Dataset records:

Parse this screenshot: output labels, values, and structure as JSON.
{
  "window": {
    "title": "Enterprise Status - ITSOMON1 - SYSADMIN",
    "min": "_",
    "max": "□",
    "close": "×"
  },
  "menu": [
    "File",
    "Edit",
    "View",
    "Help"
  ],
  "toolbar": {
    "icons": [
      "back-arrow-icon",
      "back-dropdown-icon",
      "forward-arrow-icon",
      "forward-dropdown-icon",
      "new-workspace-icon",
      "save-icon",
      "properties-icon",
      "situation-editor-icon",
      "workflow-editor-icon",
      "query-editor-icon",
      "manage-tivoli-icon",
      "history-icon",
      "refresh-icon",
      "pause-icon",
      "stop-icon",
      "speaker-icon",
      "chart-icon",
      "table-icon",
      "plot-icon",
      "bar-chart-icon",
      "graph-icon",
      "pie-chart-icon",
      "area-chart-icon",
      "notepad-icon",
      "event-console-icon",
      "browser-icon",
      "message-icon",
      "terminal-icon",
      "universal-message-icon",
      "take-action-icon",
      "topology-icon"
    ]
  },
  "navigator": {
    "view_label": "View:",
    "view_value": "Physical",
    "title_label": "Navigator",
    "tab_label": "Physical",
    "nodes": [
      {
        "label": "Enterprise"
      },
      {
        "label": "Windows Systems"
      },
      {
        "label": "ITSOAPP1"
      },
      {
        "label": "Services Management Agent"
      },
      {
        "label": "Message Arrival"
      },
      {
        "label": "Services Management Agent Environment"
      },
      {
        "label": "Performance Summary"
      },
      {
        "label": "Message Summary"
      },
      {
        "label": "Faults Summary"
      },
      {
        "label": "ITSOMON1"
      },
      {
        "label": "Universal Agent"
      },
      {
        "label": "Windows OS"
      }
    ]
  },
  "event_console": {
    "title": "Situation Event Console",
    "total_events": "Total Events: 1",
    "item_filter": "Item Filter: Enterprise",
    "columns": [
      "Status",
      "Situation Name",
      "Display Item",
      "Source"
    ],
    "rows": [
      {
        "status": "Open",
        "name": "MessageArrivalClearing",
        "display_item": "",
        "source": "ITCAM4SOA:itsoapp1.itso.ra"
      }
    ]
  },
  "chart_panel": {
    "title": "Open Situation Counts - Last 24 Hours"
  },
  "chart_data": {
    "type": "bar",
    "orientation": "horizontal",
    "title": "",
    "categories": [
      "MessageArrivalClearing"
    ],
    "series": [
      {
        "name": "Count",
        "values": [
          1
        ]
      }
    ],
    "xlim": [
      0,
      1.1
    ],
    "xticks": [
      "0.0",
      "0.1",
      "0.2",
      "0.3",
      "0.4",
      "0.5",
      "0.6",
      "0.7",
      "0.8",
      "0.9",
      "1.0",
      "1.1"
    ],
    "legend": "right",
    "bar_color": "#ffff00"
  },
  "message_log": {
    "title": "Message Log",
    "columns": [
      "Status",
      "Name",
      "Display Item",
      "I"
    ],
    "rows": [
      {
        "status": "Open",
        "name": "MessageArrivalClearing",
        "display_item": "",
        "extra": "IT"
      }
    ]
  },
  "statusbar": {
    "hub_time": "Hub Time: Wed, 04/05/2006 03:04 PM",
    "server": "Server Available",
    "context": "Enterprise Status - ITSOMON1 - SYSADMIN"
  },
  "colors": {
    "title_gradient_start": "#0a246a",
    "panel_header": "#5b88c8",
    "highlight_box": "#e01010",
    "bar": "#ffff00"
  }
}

— Work required —
Copy the material above back out, exactly as written.

— Full response —
Parse this screenshot: output labels, values, and structure as JSON.
{
  "window": {
    "title": "Enterprise Status - ITSOMON1 - SYSADMIN",
    "min": "_",
    "max": "□",
    "close": "×"
  },
  "menu": [
    "File",
    "Edit",
    "View",
    "Help"
  ],
  "toolbar": {
    "icons": [
      "back-arrow-icon",
      "back-dropdown-icon",
      "forward-arrow-icon",
      "forward-dropdown-icon",
      "new-workspace-icon",
      "save-icon",
      "properties-icon",
      "situation-editor-icon",
      "workflow-editor-icon",
      "query-editor-icon",
      "manage-tivoli-icon",
      "history-icon",
      "refresh-icon",
      "pause-icon",
      "stop-icon",
      "speaker-icon",
      "chart-icon",
      "table-icon",
      "plot-icon",
      "bar-chart-icon",
      "graph-icon",
      "pie-chart-icon",
      "area-chart-icon",
      "notepad-icon",
      "event-console-icon",
      "browser-icon",
      "message-icon",
      "terminal-icon",
      "universal-message-icon",
      "take-action-icon",
      "topology-icon"
    ]
  },
  "navigator": {
    "view_label": "View:",
    "view_value": "Physical",
    "title_label": "Navigator",
    "tab_label": "Physical",
    "nodes": [
      {
        "label": "Enterprise"
      },
      {
        "label": "Windows Systems"
      },
      {
        "label": "ITSOAPP1"
      },
      {
        "label": "Services Management Agent"
      },
      {
        "label": "Message Arrival"
      },
      {
        "label": "Services Management Agent Environment"
      },
      {
        "label": "Performance Summary"
      },
      {
        "label": "Message Summary"
      },
      {
        "label": "Faults Summary"
      },
      {
        "label": "ITSOMON1"
      },
      {
        "label": "Universal Agent"
      },
      {
        "label": "Windows OS"
      }
    ]
  },
  "event_console": {
    "title": "Situation Event Console",
    "total_events": "Total Events: 1",
    "item_filter": "Item Filter: Enterprise",
    "columns": [
      "Status",
      "Situation Name",
      "Display Item",
      "Source"
    ],
    "rows": [
      {
        "status": "Open",
        "name": "MessageArrivalClearing",
        "display_item": "",
        "source": "ITCAM4SOA:itsoapp1.itso.ra"
      }
    ]
  },
  "chart_panel": {
    "title": "Open Situation Counts - Last 24 Hours"
  },
  "chart_data": {
    "type": "bar",
    "orientation": "horizontal",
    "title": "",
    "categories": [
      "MessageArrivalClearing"
    ],
    "series": [
      {
        "name": "Count",
        "values": [
          1
        ]
      }
    ],
    "xlim": [
      0,
      1.1
    ],
    "xticks": [
      "0.0",
      "0.1",
      "0.2",
      "0.3",
      "0.4",
      "0.5",
      "0.6",
      "0.7",
      "0.8",
      "0.9",
      "1.0",
      "1.1"
    ],
    "legend": "right",
    "bar_color": "#ffff00"
  },
  "message_log": {
    "title": "Message Log",
    "columns": [
      "Status",
      "Name",
      "Display Item",
      "I"
    ],
    "rows": [
      {
        "status": "Open",
        "name": "MessageArrivalClearing",
        "display_item": "",
        "extra": "IT"
      }
    ]
  },
  "statusbar": {
    "hub_time": "Hub Time: Wed, 04/05/2006 03:04 PM",
    "server": "Server Available",
    "context": "Enterprise Status - ITSOMON1 - SYSADMIN"
  },
  "colors": {
    "title_gradient_start": "#0a246a",
    "panel_header": "#5b88c8",
    "highlight_box": "#e01010",
    "bar": "#ffff00"
  }
}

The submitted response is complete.